··· RECORDS FOR THIS EXERCISE

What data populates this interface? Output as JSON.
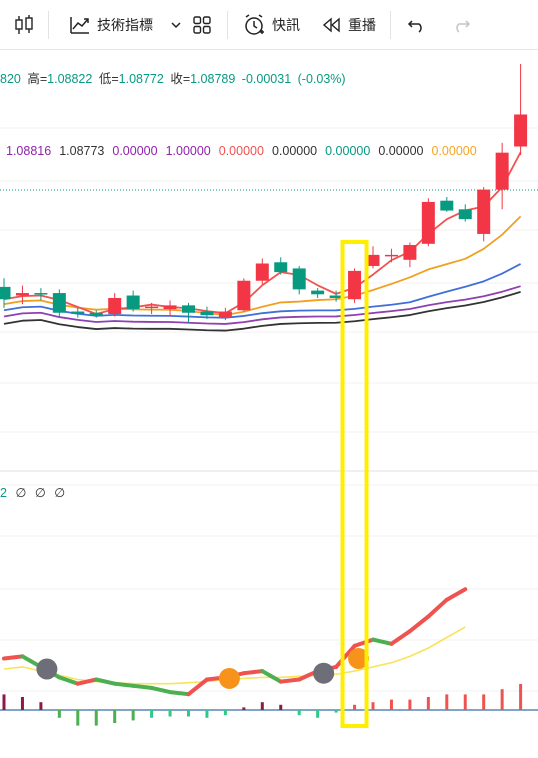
{
  "toolbar": {
    "indicators_label": "技術指標",
    "flash_label": "快訊",
    "replay_label": "重播"
  },
  "legend": {
    "open_value": "820",
    "high_label": "高=",
    "high_value": "1.08822",
    "low_label": "低=",
    "low_value": "1.08772",
    "close_label": "收=",
    "close_value": "1.08789",
    "change": "-0.00031",
    "change_pct": "(-0.03%)"
  },
  "ma_values": [
    {
      "text": "1.08816",
      "color": "#8e24aa"
    },
    {
      "text": "1.08773",
      "color": "#333333"
    },
    {
      "text": "0.00000",
      "color": "#8e24aa"
    },
    {
      "text": "1.00000",
      "color": "#8e24aa"
    },
    {
      "text": "0.00000",
      "color": "#ef5350"
    },
    {
      "text": "0.00000",
      "color": "#333333"
    },
    {
      "text": "0.00000",
      "color": "#089981"
    },
    {
      "text": "0.00000",
      "color": "#333333"
    },
    {
      "text": "0.00000",
      "color": "#f5a623"
    }
  ],
  "indicator": {
    "values": [
      "2",
      "∅",
      "∅",
      "∅"
    ]
  },
  "colors": {
    "up": "#f23645",
    "down": "#089981",
    "ma_red": "#ef5350",
    "ma_orange": "#f0a020",
    "ma_blue": "#3f6fd8",
    "ma_purple": "#8e3fb0",
    "ma_dark": "#333333",
    "macd_red": "#ef5350",
    "macd_green": "#4caf50",
    "signal_yellow": "#f7e45a",
    "highlight": "#ffee00",
    "cross_gray": "#6e6e78",
    "cross_orange": "#f7931a"
  },
  "chart_data": {
    "type": "candlestick",
    "candles": [
      {
        "o": 1.08755,
        "h": 1.08762,
        "l": 1.08738,
        "c": 1.08745
      },
      {
        "o": 1.08748,
        "h": 1.08756,
        "l": 1.08741,
        "c": 1.0875
      },
      {
        "o": 1.0875,
        "h": 1.08754,
        "l": 1.08744,
        "c": 1.08749
      },
      {
        "o": 1.0875,
        "h": 1.08753,
        "l": 1.0873,
        "c": 1.08734
      },
      {
        "o": 1.08735,
        "h": 1.08738,
        "l": 1.0873,
        "c": 1.08733
      },
      {
        "o": 1.08734,
        "h": 1.08736,
        "l": 1.0873,
        "c": 1.08732
      },
      {
        "o": 1.08733,
        "h": 1.0875,
        "l": 1.08731,
        "c": 1.08746
      },
      {
        "o": 1.08748,
        "h": 1.08752,
        "l": 1.08735,
        "c": 1.08737
      },
      {
        "o": 1.08738,
        "h": 1.08742,
        "l": 1.08733,
        "c": 1.08739
      },
      {
        "o": 1.08737,
        "h": 1.08744,
        "l": 1.08731,
        "c": 1.0874
      },
      {
        "o": 1.0874,
        "h": 1.08742,
        "l": 1.08726,
        "c": 1.08734
      },
      {
        "o": 1.08735,
        "h": 1.08739,
        "l": 1.08729,
        "c": 1.08732
      },
      {
        "o": 1.0873,
        "h": 1.08738,
        "l": 1.08728,
        "c": 1.08735
      },
      {
        "o": 1.08736,
        "h": 1.08762,
        "l": 1.08735,
        "c": 1.0876
      },
      {
        "o": 1.0876,
        "h": 1.08778,
        "l": 1.08757,
        "c": 1.08774
      },
      {
        "o": 1.08775,
        "h": 1.08779,
        "l": 1.08765,
        "c": 1.08767
      },
      {
        "o": 1.0877,
        "h": 1.08772,
        "l": 1.08749,
        "c": 1.08753
      },
      {
        "o": 1.08752,
        "h": 1.08754,
        "l": 1.08746,
        "c": 1.08749
      },
      {
        "o": 1.08748,
        "h": 1.08752,
        "l": 1.08743,
        "c": 1.08746
      },
      {
        "o": 1.08745,
        "h": 1.0877,
        "l": 1.08742,
        "c": 1.08768
      },
      {
        "o": 1.08772,
        "h": 1.08788,
        "l": 1.0877,
        "c": 1.08781
      },
      {
        "o": 1.08781,
        "h": 1.08786,
        "l": 1.08775,
        "c": 1.08781
      },
      {
        "o": 1.08777,
        "h": 1.08791,
        "l": 1.08771,
        "c": 1.08789
      },
      {
        "o": 1.0879,
        "h": 1.08827,
        "l": 1.08788,
        "c": 1.08824
      },
      {
        "o": 1.08825,
        "h": 1.08828,
        "l": 1.08816,
        "c": 1.08817
      },
      {
        "o": 1.08818,
        "h": 1.08822,
        "l": 1.08808,
        "c": 1.0881
      },
      {
        "o": 1.08798,
        "h": 1.08836,
        "l": 1.08792,
        "c": 1.08834
      },
      {
        "o": 1.08834,
        "h": 1.08872,
        "l": 1.08818,
        "c": 1.08864
      },
      {
        "o": 1.08869,
        "h": 1.08936,
        "l": 1.08862,
        "c": 1.08895
      }
    ],
    "macd_hist": [
      0.6,
      0.5,
      0.3,
      -0.3,
      -0.6,
      -0.6,
      -0.5,
      -0.4,
      -0.3,
      -0.25,
      -0.25,
      -0.3,
      -0.2,
      0.1,
      0.3,
      0.2,
      -0.2,
      -0.3,
      -0.1,
      0.2,
      0.3,
      0.4,
      0.4,
      0.5,
      0.6,
      0.6,
      0.6,
      0.8,
      1.0
    ],
    "macd_line": [
      1.5,
      1.6,
      1.1,
      0.6,
      0.3,
      0.5,
      0.3,
      0.2,
      0.1,
      -0.1,
      -0.2,
      0.5,
      0.6,
      0.8,
      0.9,
      0.4,
      0.5,
      0.9,
      1.1,
      2.1,
      2.4,
      2.2,
      2.8,
      3.5,
      4.3,
      4.8
    ],
    "signal_line": [
      1.0,
      1.1,
      0.9,
      0.7,
      0.5,
      0.4,
      0.35,
      0.3,
      0.3,
      0.3,
      0.35,
      0.4,
      0.5,
      0.55,
      0.6,
      0.6,
      0.65,
      0.7,
      0.75,
      0.9,
      1.1,
      1.3,
      1.6,
      2.0,
      2.5,
      3.0
    ],
    "crosses": [
      {
        "index": 2,
        "color": "gray"
      },
      {
        "index": 12,
        "color": "orange"
      },
      {
        "index": 17,
        "color": "gray"
      },
      {
        "index": 19,
        "color": "orange"
      }
    ],
    "highlight_index": 19
  }
}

······

◆ **WORK REQUIRED**
Take the data above and repeat it exactly, leaving each picture out.

◆ **THE REPLY**
What data populates this interface? Output as JSON.
{
  "toolbar": {
    "indicators_label": "技術指標",
    "flash_label": "快訊",
    "replay_label": "重播"
  },
  "legend": {
    "open_value": "820",
    "high_label": "高=",
    "high_value": "1.08822",
    "low_label": "低=",
    "low_value": "1.08772",
    "close_label": "收=",
    "close_value": "1.08789",
    "change": "-0.00031",
    "change_pct": "(-0.03%)"
  },
  "ma_values": [
    {
      "text": "1.08816",
      "color": "#8e24aa"
    },
    {
      "text": "1.08773",
      "color": "#333333"
    },
    {
      "text": "0.00000",
      "color": "#8e24aa"
    },
    {
      "text": "1.00000",
      "color": "#8e24aa"
    },
    {
      "text": "0.00000",
      "color": "#ef5350"
    },
    {
      "text": "0.00000",
      "color": "#333333"
    },
    {
      "text": "0.00000",
      "color": "#089981"
    },
    {
      "text": "0.00000",
      "color": "#333333"
    },
    {
      "text": "0.00000",
      "color": "#f5a623"
    }
  ],
  "indicator": {
    "values": [
      "2",
      "∅",
      "∅",
      "∅"
    ]
  },
  "colors": {
    "up": "#f23645",
    "down": "#089981",
    "ma_red": "#ef5350",
    "ma_orange": "#f0a020",
    "ma_blue": "#3f6fd8",
    "ma_purple": "#8e3fb0",
    "ma_dark": "#333333",
    "macd_red": "#ef5350",
    "macd_green": "#4caf50",
    "signal_yellow": "#f7e45a",
    "highlight": "#ffee00",
    "cross_gray": "#6e6e78",
    "cross_orange": "#f7931a"
  },
  "chart_data": {
    "type": "candlestick",
    "candles": [
      {
        "o": 1.08755,
        "h": 1.08762,
        "l": 1.08738,
        "c": 1.08745
      },
      {
        "o": 1.08748,
        "h": 1.08756,
        "l": 1.08741,
        "c": 1.0875
      },
      {
        "o": 1.0875,
        "h": 1.08754,
        "l": 1.08744,
        "c": 1.08749
      },
      {
        "o": 1.0875,
        "h": 1.08753,
        "l": 1.0873,
        "c": 1.08734
      },
      {
        "o": 1.08735,
        "h": 1.08738,
        "l": 1.0873,
        "c": 1.08733
      },
      {
        "o": 1.08734,
        "h": 1.08736,
        "l": 1.0873,
        "c": 1.08732
      },
      {
        "o": 1.08733,
        "h": 1.0875,
        "l": 1.08731,
        "c": 1.08746
      },
      {
        "o": 1.08748,
        "h": 1.08752,
        "l": 1.08735,
        "c": 1.08737
      },
      {
        "o": 1.08738,
        "h": 1.08742,
        "l": 1.08733,
        "c": 1.08739
      },
      {
        "o": 1.08737,
        "h": 1.08744,
        "l": 1.08731,
        "c": 1.0874
      },
      {
        "o": 1.0874,
        "h": 1.08742,
        "l": 1.08726,
        "c": 1.08734
      },
      {
        "o": 1.08735,
        "h": 1.08739,
        "l": 1.08729,
        "c": 1.08732
      },
      {
        "o": 1.0873,
        "h": 1.08738,
        "l": 1.08728,
        "c": 1.08735
      },
      {
        "o": 1.08736,
        "h": 1.08762,
        "l": 1.08735,
        "c": 1.0876
      },
      {
        "o": 1.0876,
        "h": 1.08778,
        "l": 1.08757,
        "c": 1.08774
      },
      {
        "o": 1.08775,
        "h": 1.08779,
        "l": 1.08765,
        "c": 1.08767
      },
      {
        "o": 1.0877,
        "h": 1.08772,
        "l": 1.08749,
        "c": 1.08753
      },
      {
        "o": 1.08752,
        "h": 1.08754,
        "l": 1.08746,
        "c": 1.08749
      },
      {
        "o": 1.08748,
        "h": 1.08752,
        "l": 1.08743,
        "c": 1.08746
      },
      {
        "o": 1.08745,
        "h": 1.0877,
        "l": 1.08742,
        "c": 1.08768
      },
      {
        "o": 1.08772,
        "h": 1.08788,
        "l": 1.0877,
        "c": 1.08781
      },
      {
        "o": 1.08781,
        "h": 1.08786,
        "l": 1.08775,
        "c": 1.08781
      },
      {
        "o": 1.08777,
        "h": 1.08791,
        "l": 1.08771,
        "c": 1.08789
      },
      {
        "o": 1.0879,
        "h": 1.08827,
        "l": 1.08788,
        "c": 1.08824
      },
      {
        "o": 1.08825,
        "h": 1.08828,
        "l": 1.08816,
        "c": 1.08817
      },
      {
        "o": 1.08818,
        "h": 1.08822,
        "l": 1.08808,
        "c": 1.0881
      },
      {
        "o": 1.08798,
        "h": 1.08836,
        "l": 1.08792,
        "c": 1.08834
      },
      {
        "o": 1.08834,
        "h": 1.08872,
        "l": 1.08818,
        "c": 1.08864
      },
      {
        "o": 1.08869,
        "h": 1.08936,
        "l": 1.08862,
        "c": 1.08895
      }
    ],
    "macd_hist": [
      0.6,
      0.5,
      0.3,
      -0.3,
      -0.6,
      -0.6,
      -0.5,
      -0.4,
      -0.3,
      -0.25,
      -0.25,
      -0.3,
      -0.2,
      0.1,
      0.3,
      0.2,
      -0.2,
      -0.3,
      -0.1,
      0.2,
      0.3,
      0.4,
      0.4,
      0.5,
      0.6,
      0.6,
      0.6,
      0.8,
      1.0
    ],
    "macd_line": [
      1.5,
      1.6,
      1.1,
      0.6,
      0.3,
      0.5,
      0.3,
      0.2,
      0.1,
      -0.1,
      -0.2,
      0.5,
      0.6,
      0.8,
      0.9,
      0.4,
      0.5,
      0.9,
      1.1,
      2.1,
      2.4,
      2.2,
      2.8,
      3.5,
      4.3,
      4.8
    ],
    "signal_line": [
      1.0,
      1.1,
      0.9,
      0.7,
      0.5,
      0.4,
      0.35,
      0.3,
      0.3,
      0.3,
      0.35,
      0.4,
      0.5,
      0.55,
      0.6,
      0.6,
      0.65,
      0.7,
      0.75,
      0.9,
      1.1,
      1.3,
      1.6,
      2.0,
      2.5,
      3.0
    ],
    "crosses": [
      {
        "index": 2,
        "color": "gray"
      },
      {
        "index": 12,
        "color": "orange"
      },
      {
        "index": 17,
        "color": "gray"
      },
      {
        "index": 19,
        "color": "orange"
      }
    ],
    "highlight_index": 19
  }
}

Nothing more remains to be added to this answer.